Retype every entry word for word.

• • • • • • •

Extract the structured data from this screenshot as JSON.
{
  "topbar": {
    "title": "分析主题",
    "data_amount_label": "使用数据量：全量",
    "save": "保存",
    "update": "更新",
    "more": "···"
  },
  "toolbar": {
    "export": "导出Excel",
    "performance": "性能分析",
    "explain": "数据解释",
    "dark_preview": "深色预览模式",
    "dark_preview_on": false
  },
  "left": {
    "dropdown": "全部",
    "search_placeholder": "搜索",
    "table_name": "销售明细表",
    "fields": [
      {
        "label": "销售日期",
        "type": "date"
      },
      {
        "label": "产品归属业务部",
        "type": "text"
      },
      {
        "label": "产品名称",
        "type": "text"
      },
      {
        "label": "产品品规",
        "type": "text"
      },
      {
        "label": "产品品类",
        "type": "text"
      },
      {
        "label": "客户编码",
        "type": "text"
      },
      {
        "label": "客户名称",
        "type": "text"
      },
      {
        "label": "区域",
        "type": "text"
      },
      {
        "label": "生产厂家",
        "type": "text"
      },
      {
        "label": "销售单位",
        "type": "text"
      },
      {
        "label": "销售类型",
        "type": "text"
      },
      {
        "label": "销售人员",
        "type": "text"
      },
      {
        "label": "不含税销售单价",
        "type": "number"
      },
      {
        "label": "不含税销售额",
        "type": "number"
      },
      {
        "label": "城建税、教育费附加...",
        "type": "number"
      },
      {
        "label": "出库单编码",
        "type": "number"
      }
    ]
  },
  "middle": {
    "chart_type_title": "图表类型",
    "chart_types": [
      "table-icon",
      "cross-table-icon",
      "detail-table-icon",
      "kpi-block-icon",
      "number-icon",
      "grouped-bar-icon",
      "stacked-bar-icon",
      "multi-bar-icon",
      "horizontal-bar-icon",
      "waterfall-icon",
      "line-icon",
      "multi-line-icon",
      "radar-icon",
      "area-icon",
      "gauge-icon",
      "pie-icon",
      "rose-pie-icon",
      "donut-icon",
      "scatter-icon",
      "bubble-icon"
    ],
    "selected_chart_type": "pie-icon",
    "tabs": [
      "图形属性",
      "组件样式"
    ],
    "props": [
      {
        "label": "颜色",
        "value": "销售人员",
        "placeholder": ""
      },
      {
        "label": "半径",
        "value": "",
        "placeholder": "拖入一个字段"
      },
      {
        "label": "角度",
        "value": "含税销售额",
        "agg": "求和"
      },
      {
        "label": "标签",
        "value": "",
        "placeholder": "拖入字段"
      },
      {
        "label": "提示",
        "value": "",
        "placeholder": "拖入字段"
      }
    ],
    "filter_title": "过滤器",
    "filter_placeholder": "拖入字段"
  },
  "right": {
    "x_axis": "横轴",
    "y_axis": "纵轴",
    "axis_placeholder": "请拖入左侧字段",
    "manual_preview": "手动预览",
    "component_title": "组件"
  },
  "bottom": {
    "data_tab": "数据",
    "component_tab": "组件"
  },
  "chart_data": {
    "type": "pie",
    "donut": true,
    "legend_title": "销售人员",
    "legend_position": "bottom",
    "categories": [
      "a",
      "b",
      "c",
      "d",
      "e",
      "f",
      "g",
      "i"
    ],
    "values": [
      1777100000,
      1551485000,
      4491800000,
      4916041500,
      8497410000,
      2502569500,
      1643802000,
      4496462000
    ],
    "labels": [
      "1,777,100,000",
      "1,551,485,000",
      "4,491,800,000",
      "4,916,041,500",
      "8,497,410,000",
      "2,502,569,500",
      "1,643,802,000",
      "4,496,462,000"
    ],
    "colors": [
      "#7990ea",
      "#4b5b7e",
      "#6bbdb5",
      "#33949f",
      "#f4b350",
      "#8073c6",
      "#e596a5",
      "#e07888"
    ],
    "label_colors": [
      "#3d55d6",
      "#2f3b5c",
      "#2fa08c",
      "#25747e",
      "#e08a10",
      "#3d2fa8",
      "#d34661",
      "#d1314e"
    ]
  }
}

• • • • • • •

> [Solution for this task]:
Extract the structured data from this screenshot as JSON.
{
  "topbar": {
    "title": "分析主题",
    "data_amount_label": "使用数据量：全量",
    "save": "保存",
    "update": "更新",
    "more": "···"
  },
  "toolbar": {
    "export": "导出Excel",
    "performance": "性能分析",
    "explain": "数据解释",
    "dark_preview": "深色预览模式",
    "dark_preview_on": false
  },
  "left": {
    "dropdown": "全部",
    "search_placeholder": "搜索",
    "table_name": "销售明细表",
    "fields": [
      {
        "label": "销售日期",
        "type": "date"
      },
      {
        "label": "产品归属业务部",
        "type": "text"
      },
      {
        "label": "产品名称",
        "type": "text"
      },
      {
        "label": "产品品规",
        "type": "text"
      },
      {
        "label": "产品品类",
        "type": "text"
      },
      {
        "label": "客户编码",
        "type": "text"
      },
      {
        "label": "客户名称",
        "type": "text"
      },
      {
        "label": "区域",
        "type": "text"
      },
      {
        "label": "生产厂家",
        "type": "text"
      },
      {
        "label": "销售单位",
        "type": "text"
      },
      {
        "label": "销售类型",
        "type": "text"
      },
      {
        "label": "销售人员",
        "type": "text"
      },
      {
        "label": "不含税销售单价",
        "type": "number"
      },
      {
        "label": "不含税销售额",
        "type": "number"
      },
      {
        "label": "城建税、教育费附加...",
        "type": "number"
      },
      {
        "label": "出库单编码",
        "type": "number"
      }
    ]
  },
  "middle": {
    "chart_type_title": "图表类型",
    "chart_types": [
      "table-icon",
      "cross-table-icon",
      "detail-table-icon",
      "kpi-block-icon",
      "number-icon",
      "grouped-bar-icon",
      "stacked-bar-icon",
      "multi-bar-icon",
      "horizontal-bar-icon",
      "waterfall-icon",
      "line-icon",
      "multi-line-icon",
      "radar-icon",
      "area-icon",
      "gauge-icon",
      "pie-icon",
      "rose-pie-icon",
      "donut-icon",
      "scatter-icon",
      "bubble-icon"
    ],
    "selected_chart_type": "pie-icon",
    "tabs": [
      "图形属性",
      "组件样式"
    ],
    "props": [
      {
        "label": "颜色",
        "value": "销售人员",
        "placeholder": ""
      },
      {
        "label": "半径",
        "value": "",
        "placeholder": "拖入一个字段"
      },
      {
        "label": "角度",
        "value": "含税销售额",
        "agg": "求和"
      },
      {
        "label": "标签",
        "value": "",
        "placeholder": "拖入字段"
      },
      {
        "label": "提示",
        "value": "",
        "placeholder": "拖入字段"
      }
    ],
    "filter_title": "过滤器",
    "filter_placeholder": "拖入字段"
  },
  "right": {
    "x_axis": "横轴",
    "y_axis": "纵轴",
    "axis_placeholder": "请拖入左侧字段",
    "manual_preview": "手动预览",
    "component_title": "组件"
  },
  "bottom": {
    "data_tab": "数据",
    "component_tab": "组件"
  },
  "chart_data": {
    "type": "pie",
    "donut": true,
    "legend_title": "销售人员",
    "legend_position": "bottom",
    "categories": [
      "a",
      "b",
      "c",
      "d",
      "e",
      "f",
      "g",
      "i"
    ],
    "values": [
      1777100000,
      1551485000,
      4491800000,
      4916041500,
      8497410000,
      2502569500,
      1643802000,
      4496462000
    ],
    "labels": [
      "1,777,100,000",
      "1,551,485,000",
      "4,491,800,000",
      "4,916,041,500",
      "8,497,410,000",
      "2,502,569,500",
      "1,643,802,000",
      "4,496,462,000"
    ],
    "colors": [
      "#7990ea",
      "#4b5b7e",
      "#6bbdb5",
      "#33949f",
      "#f4b350",
      "#8073c6",
      "#e596a5",
      "#e07888"
    ],
    "label_colors": [
      "#3d55d6",
      "#2f3b5c",
      "#2fa08c",
      "#25747e",
      "#e08a10",
      "#3d2fa8",
      "#d34661",
      "#d1314e"
    ]
  }
}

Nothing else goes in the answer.